Task to complete —
Type out every line below exactly as it reads.

Entries from a dataset:

·····

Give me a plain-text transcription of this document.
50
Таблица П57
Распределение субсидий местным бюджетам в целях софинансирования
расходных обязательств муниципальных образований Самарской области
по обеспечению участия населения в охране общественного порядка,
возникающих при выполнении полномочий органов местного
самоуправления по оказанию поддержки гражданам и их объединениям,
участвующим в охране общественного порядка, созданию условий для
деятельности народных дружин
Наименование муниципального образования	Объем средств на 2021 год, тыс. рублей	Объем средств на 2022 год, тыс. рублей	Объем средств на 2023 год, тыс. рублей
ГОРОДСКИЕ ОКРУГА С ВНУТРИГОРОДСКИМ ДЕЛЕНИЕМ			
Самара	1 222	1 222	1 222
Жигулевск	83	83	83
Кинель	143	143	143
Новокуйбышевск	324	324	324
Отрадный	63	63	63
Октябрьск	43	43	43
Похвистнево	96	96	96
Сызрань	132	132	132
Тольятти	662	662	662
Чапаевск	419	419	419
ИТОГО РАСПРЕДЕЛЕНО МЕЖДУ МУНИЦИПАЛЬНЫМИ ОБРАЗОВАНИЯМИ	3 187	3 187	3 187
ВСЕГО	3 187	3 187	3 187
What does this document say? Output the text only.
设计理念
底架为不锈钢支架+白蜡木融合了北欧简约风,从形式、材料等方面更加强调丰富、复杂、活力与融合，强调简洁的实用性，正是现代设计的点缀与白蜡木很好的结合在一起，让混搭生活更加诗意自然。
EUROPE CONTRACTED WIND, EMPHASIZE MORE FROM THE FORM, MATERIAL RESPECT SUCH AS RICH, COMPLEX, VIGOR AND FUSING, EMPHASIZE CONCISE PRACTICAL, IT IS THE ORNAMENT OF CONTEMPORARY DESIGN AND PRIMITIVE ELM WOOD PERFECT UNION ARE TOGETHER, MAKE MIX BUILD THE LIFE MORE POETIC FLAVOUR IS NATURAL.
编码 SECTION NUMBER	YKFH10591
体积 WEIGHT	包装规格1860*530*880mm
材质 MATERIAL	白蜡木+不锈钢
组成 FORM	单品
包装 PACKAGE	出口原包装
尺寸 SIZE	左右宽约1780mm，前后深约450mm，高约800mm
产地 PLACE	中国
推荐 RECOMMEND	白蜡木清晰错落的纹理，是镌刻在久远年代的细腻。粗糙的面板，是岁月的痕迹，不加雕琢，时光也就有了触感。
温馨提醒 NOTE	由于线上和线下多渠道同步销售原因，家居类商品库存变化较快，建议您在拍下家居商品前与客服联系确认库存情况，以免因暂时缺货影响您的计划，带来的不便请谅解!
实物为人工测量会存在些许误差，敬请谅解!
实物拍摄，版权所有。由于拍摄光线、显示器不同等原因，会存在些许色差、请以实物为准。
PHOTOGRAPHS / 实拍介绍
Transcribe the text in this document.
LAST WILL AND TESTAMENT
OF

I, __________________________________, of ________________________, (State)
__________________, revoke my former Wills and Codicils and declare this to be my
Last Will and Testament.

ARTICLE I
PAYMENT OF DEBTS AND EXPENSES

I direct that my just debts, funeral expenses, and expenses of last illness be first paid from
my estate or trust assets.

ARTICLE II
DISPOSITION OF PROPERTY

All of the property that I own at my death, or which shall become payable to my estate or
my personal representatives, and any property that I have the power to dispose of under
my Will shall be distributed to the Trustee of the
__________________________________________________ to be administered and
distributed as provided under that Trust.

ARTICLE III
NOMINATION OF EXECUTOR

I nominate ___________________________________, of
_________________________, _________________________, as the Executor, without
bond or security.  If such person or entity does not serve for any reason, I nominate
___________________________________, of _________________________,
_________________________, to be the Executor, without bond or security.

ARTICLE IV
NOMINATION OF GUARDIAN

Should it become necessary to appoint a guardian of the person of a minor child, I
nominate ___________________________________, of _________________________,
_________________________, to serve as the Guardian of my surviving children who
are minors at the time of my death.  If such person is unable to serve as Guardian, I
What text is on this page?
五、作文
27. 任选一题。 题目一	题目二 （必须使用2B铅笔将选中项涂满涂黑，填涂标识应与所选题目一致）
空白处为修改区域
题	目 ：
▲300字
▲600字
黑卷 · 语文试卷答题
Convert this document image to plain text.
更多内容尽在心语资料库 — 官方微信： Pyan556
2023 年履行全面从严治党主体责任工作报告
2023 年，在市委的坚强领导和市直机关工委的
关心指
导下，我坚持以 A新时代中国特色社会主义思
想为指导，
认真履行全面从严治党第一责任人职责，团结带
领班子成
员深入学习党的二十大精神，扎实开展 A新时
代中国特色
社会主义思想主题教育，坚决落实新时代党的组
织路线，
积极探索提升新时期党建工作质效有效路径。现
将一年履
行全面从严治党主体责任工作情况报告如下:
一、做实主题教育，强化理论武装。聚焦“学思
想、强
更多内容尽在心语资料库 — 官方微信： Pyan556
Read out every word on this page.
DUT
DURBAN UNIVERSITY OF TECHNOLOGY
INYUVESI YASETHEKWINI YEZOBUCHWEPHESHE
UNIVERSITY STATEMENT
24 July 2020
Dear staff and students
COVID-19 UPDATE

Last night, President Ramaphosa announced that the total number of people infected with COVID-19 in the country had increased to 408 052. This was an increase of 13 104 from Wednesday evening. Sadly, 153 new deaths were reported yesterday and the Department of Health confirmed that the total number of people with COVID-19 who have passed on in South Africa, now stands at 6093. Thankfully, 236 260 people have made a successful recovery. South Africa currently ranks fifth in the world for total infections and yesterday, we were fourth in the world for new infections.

·····

Response below —
Give me a plain-text transcription of this document.
50
Таблица П57
Распределение субсидий местным бюджетам в целях софинансирования
расходных обязательств муниципальных образований Самарской области
по обеспечению участия населения в охране общественного порядка,
возникающих при выполнении полномочий органов местного
самоуправления по оказанию поддержки гражданам и их объединениям,
участвующим в охране общественного порядка, созданию условий для
деятельности народных дружин
Наименование муниципального образования	Объем средств на 2021 год, тыс. рублей	Объем средств на 2022 год, тыс. рублей	Объем средств на 2023 год, тыс. рублей
ГОРОДСКИЕ ОКРУГА С ВНУТРИГОРОДСКИМ ДЕЛЕНИЕМ			
Самара	1 222	1 222	1 222
Жигулевск	83	83	83
Кинель	143	143	143
Новокуйбышевск	324	324	324
Отрадный	63	63	63
Октябрьск	43	43	43
Похвистнево	96	96	96
Сызрань	132	132	132
Тольятти	662	662	662
Чапаевск	419	419	419
ИТОГО РАСПРЕДЕЛЕНО МЕЖДУ МУНИЦИПАЛЬНЫМИ ОБРАЗОВАНИЯМИ	3 187	3 187	3 187
ВСЕГО	3 187	3 187	3 187
What does this document say? Output the text only.
设计理念
底架为不锈钢支架+白蜡木融合了北欧简约风,从形式、材料等方面更加强调丰富、复杂、活力与融合，强调简洁的实用性，正是现代设计的点缀与白蜡木很好的结合在一起，让混搭生活更加诗意自然。
EUROPE CONTRACTED WIND, EMPHASIZE MORE FROM THE FORM, MATERIAL RESPECT SUCH AS RICH, COMPLEX, VIGOR AND FUSING, EMPHASIZE CONCISE PRACTICAL, IT IS THE ORNAMENT OF CONTEMPORARY DESIGN AND PRIMITIVE ELM WOOD PERFECT UNION ARE TOGETHER, MAKE MIX BUILD THE LIFE MORE POETIC FLAVOUR IS NATURAL.
编码 SECTION NUMBER	YKFH10591
体积 WEIGHT	包装规格1860*530*880mm
材质 MATERIAL	白蜡木+不锈钢
组成 FORM	单品
包装 PACKAGE	出口原包装
尺寸 SIZE	左右宽约1780mm，前后深约450mm，高约800mm
产地 PLACE	中国
推荐 RECOMMEND	白蜡木清晰错落的纹理，是镌刻在久远年代的细腻。粗糙的面板，是岁月的痕迹，不加雕琢，时光也就有了触感。
温馨提醒 NOTE	由于线上和线下多渠道同步销售原因，家居类商品库存变化较快，建议您在拍下家居商品前与客服联系确认库存情况，以免因暂时缺货影响您的计划，带来的不便请谅解!
实物为人工测量会存在些许误差，敬请谅解!
实物拍摄，版权所有。由于拍摄光线、显示器不同等原因，会存在些许色差、请以实物为准。
PHOTOGRAPHS / 实拍介绍
Transcribe the text in this document.
LAST WILL AND TESTAMENT
OF

I, __________________________________, of ________________________, (State)
__________________, revoke my former Wills and Codicils and declare this to be my
Last Will and Testament.

ARTICLE I
PAYMENT OF DEBTS AND EXPENSES

I direct that my just debts, funeral expenses, and expenses of last illness be first paid from
my estate or trust assets.

ARTICLE II
DISPOSITION OF PROPERTY

All of the property that I own at my death, or which shall become payable to my estate or
my personal representatives, and any property that I have the power to dispose of under
my Will shall be distributed to the Trustee of the
__________________________________________________ to be administered and
distributed as provided under that Trust.

ARTICLE III
NOMINATION OF EXECUTOR

I nominate ___________________________________, of
_________________________, _________________________, as the Executor, without
bond or security.  If such person or entity does not serve for any reason, I nominate
___________________________________, of _________________________,
_________________________, to be the Executor, without bond or security.

ARTICLE IV
NOMINATION OF GUARDIAN

Should it become necessary to appoint a guardian of the person of a minor child, I
nominate ___________________________________, of _________________________,
_________________________, to serve as the Guardian of my surviving children who
are minors at the time of my death.  If such person is unable to serve as Guardian, I
What text is on this page?
五、作文
27. 任选一题。 题目一	题目二 （必须使用2B铅笔将选中项涂满涂黑，填涂标识应与所选题目一致）
空白处为修改区域
题	目 ：
▲300字
▲600字
黑卷 · 语文试卷答题
Convert this document image to plain text.
更多内容尽在心语资料库 — 官方微信： Pyan556
2023 年履行全面从严治党主体责任工作报告
2023 年，在市委的坚强领导和市直机关工委的
关心指
导下，我坚持以 A新时代中国特色社会主义思
想为指导，
认真履行全面从严治党第一责任人职责，团结带
领班子成
员深入学习党的二十大精神，扎实开展 A新时
代中国特色
社会主义思想主题教育，坚决落实新时代党的组
织路线，
积极探索提升新时期党建工作质效有效路径。现
将一年履
行全面从严治党主体责任工作情况报告如下:
一、做实主题教育，强化理论武装。聚焦“学思
想、强
更多内容尽在心语资料库 — 官方微信： Pyan556
Read out every word on this page.
DUT
DURBAN UNIVERSITY OF TECHNOLOGY
INYUVESI YASETHEKWINI YEZOBUCHWEPHESHE
UNIVERSITY STATEMENT
24 July 2020
Dear staff and students
COVID-19 UPDATE

Last night, President Ramaphosa announced that the total number of people infected with COVID-19 in the country had increased to 408 052. This was an increase of 13 104 from Wednesday evening. Sadly, 153 new deaths were reported yesterday and the Department of Health confirmed that the total number of people with COVID-19 who have passed on in South Africa, now stands at 6093. Thankfully, 236 260 people have made a successful recovery. South Africa currently ranks fifth in the world for total infections and yesterday, we were fourth in the world for new infections.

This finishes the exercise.